** begin Provided records **
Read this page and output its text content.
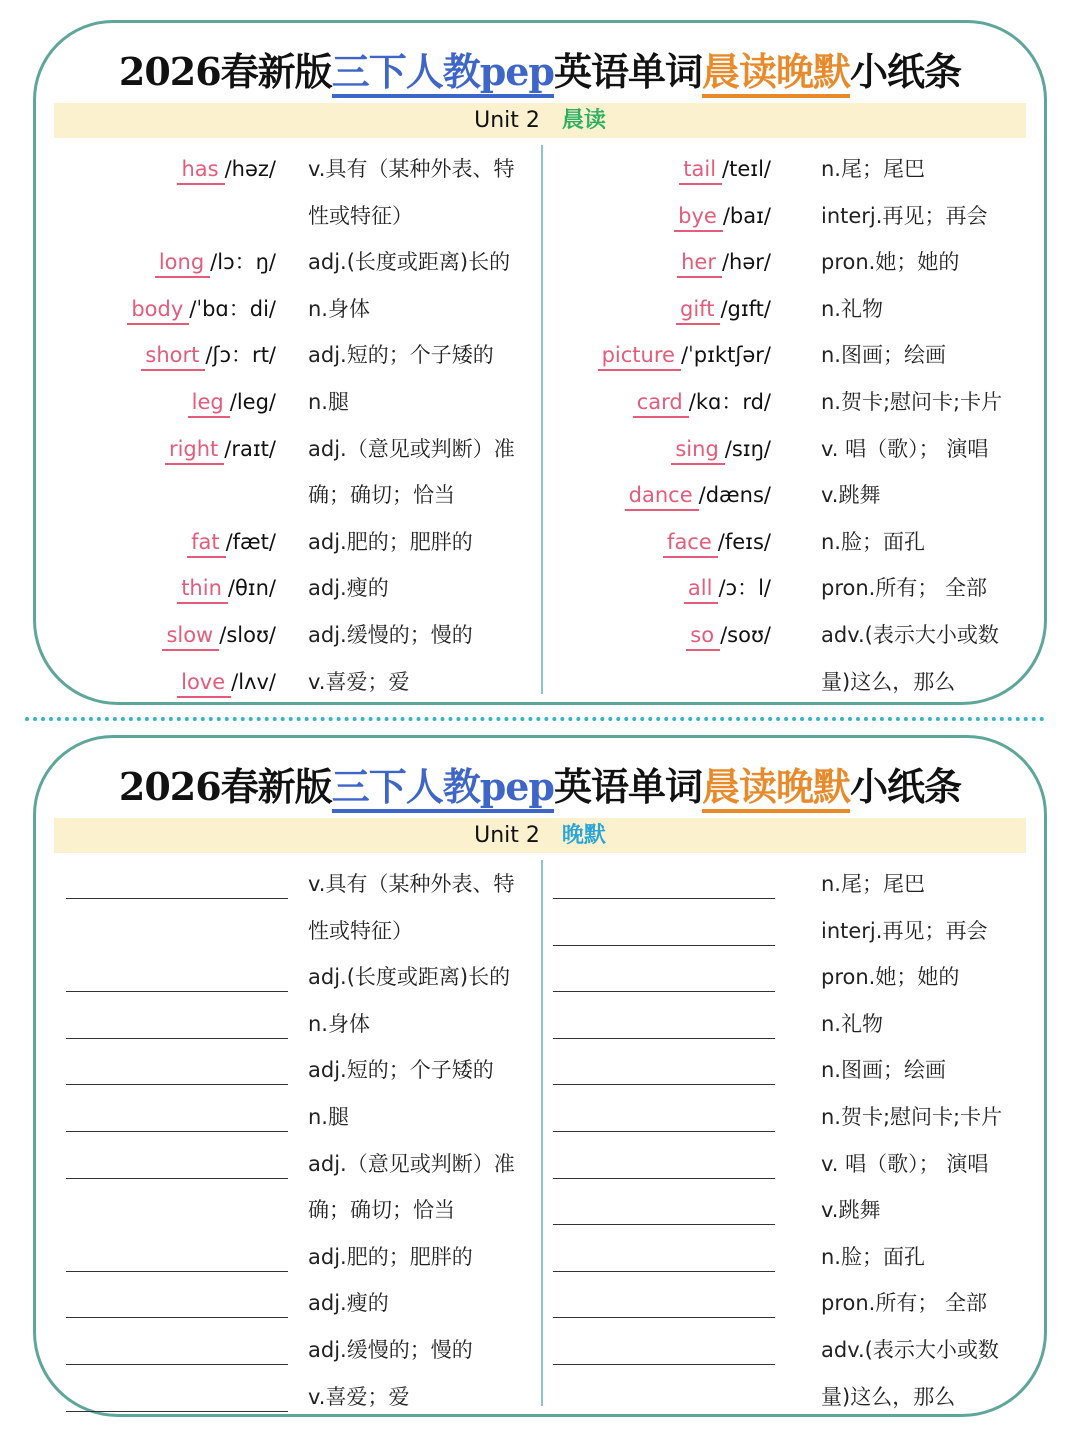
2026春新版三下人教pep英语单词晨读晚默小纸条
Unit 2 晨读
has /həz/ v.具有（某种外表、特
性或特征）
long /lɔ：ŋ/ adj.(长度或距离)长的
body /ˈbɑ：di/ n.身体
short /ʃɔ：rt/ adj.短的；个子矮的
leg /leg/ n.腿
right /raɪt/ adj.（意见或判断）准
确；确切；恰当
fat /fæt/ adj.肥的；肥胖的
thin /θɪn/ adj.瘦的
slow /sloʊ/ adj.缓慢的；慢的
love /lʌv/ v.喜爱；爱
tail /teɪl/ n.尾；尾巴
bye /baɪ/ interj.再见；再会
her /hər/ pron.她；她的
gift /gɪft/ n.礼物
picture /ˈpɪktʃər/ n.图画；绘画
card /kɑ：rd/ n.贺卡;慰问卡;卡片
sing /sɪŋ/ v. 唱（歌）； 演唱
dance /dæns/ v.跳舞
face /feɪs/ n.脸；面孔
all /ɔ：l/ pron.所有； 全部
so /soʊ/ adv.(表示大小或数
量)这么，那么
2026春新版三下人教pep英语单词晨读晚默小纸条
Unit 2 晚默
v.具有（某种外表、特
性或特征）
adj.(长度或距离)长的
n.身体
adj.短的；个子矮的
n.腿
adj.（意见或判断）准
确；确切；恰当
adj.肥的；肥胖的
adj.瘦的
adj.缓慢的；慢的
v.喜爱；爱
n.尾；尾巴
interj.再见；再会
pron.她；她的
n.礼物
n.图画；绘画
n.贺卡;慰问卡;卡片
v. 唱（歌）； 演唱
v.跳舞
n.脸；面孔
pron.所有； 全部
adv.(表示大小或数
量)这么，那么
** end Provided records **
** begin Provided records **
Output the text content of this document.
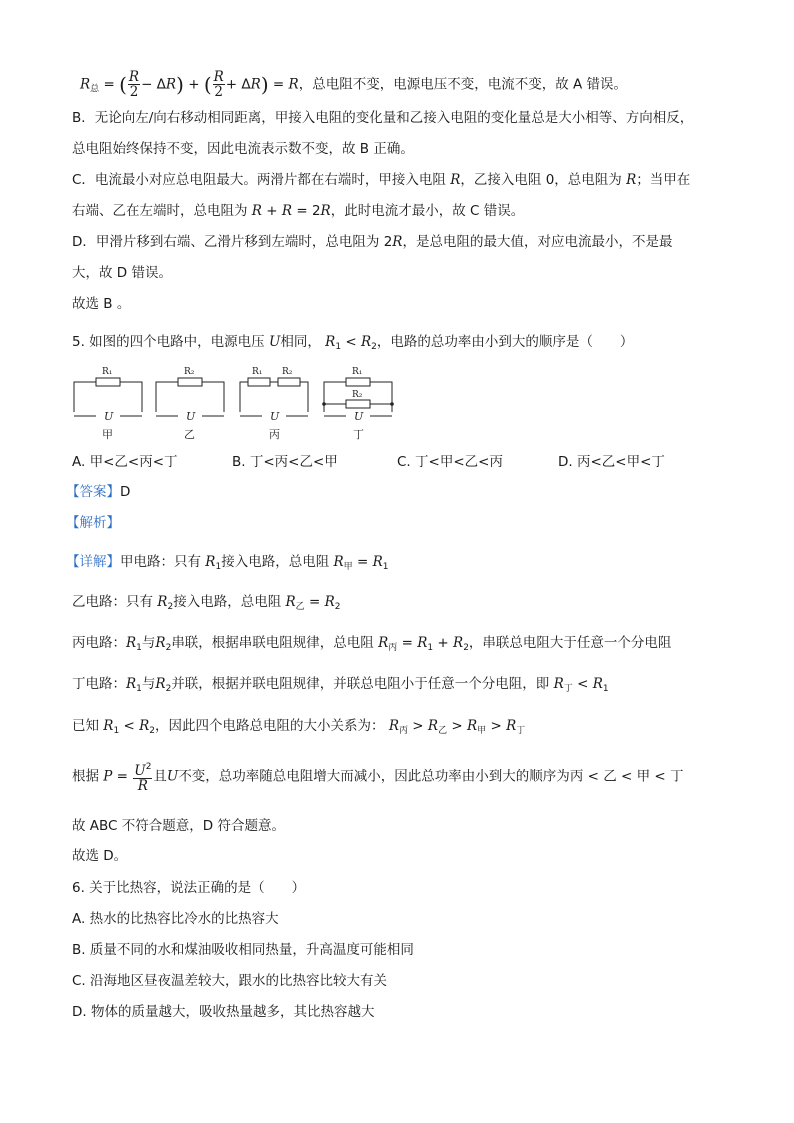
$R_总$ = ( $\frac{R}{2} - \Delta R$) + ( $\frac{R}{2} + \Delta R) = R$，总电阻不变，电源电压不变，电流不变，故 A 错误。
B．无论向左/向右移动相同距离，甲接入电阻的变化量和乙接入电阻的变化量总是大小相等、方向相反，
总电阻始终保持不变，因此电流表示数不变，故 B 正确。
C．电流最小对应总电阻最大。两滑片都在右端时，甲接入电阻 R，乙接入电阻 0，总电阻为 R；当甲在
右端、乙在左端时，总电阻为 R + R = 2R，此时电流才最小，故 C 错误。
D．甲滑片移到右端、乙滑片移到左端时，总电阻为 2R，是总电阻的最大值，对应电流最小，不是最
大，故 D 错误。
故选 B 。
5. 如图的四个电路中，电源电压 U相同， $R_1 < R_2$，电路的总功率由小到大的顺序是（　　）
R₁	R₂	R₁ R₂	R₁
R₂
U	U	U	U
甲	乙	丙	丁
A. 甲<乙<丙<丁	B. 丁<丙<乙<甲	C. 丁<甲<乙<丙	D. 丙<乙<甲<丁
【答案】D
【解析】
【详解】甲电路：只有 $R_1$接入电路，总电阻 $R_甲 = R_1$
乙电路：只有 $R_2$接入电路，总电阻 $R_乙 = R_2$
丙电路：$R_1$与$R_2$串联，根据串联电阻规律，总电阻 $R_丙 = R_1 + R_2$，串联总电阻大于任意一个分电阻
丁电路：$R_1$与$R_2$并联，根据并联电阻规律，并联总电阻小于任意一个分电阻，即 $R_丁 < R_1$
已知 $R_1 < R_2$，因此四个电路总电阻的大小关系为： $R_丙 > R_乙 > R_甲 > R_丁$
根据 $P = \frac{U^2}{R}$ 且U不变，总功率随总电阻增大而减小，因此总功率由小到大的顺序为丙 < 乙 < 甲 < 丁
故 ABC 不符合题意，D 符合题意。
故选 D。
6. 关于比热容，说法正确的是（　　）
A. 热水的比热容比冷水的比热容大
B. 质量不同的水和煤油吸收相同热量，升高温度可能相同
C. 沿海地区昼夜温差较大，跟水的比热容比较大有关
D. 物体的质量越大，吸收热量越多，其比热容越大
** end Provided records **
** begin Provided records **
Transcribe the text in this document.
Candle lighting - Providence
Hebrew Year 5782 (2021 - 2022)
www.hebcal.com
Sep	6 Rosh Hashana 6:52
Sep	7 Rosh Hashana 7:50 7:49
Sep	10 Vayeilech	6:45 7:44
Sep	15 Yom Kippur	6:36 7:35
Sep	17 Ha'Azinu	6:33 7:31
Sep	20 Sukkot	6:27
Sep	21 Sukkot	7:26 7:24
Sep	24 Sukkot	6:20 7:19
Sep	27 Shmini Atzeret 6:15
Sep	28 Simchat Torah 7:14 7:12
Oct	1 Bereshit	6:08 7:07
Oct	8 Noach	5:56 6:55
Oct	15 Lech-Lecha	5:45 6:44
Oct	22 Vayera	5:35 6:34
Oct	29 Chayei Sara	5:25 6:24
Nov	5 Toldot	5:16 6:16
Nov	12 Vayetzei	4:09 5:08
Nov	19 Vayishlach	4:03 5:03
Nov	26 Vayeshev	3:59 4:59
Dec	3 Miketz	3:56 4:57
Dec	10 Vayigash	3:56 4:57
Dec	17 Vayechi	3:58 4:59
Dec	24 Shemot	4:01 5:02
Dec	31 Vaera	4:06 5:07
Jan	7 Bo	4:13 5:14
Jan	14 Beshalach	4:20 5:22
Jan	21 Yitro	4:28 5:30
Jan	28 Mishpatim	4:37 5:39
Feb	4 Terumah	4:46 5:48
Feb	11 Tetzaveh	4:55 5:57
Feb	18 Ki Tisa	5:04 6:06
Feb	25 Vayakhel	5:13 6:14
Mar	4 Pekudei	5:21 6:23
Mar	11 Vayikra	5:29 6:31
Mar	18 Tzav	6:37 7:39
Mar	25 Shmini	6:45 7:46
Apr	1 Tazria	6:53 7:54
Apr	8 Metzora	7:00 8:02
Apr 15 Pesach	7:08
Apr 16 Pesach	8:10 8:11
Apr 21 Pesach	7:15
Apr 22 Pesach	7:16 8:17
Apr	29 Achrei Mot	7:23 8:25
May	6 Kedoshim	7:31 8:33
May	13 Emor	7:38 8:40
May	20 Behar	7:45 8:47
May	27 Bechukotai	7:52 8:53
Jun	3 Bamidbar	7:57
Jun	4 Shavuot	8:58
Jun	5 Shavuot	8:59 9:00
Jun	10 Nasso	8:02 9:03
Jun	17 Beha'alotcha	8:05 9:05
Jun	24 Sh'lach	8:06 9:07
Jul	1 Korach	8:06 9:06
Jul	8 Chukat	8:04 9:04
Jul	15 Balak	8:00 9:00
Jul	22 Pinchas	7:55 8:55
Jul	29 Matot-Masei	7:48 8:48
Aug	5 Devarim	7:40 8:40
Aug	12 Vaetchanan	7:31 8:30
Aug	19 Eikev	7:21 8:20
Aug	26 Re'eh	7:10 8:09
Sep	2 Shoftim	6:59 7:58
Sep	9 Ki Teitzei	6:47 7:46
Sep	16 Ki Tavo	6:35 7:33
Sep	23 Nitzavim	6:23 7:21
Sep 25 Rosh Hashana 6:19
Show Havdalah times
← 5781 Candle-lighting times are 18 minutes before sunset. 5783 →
** end Provided records **
**The request**
Identify each line in the records above containing the word "text"; copy those lines.

**Answer to this problem**
Read this page and output its text content.
Output the text content of this document.
Transcribe the text in this document.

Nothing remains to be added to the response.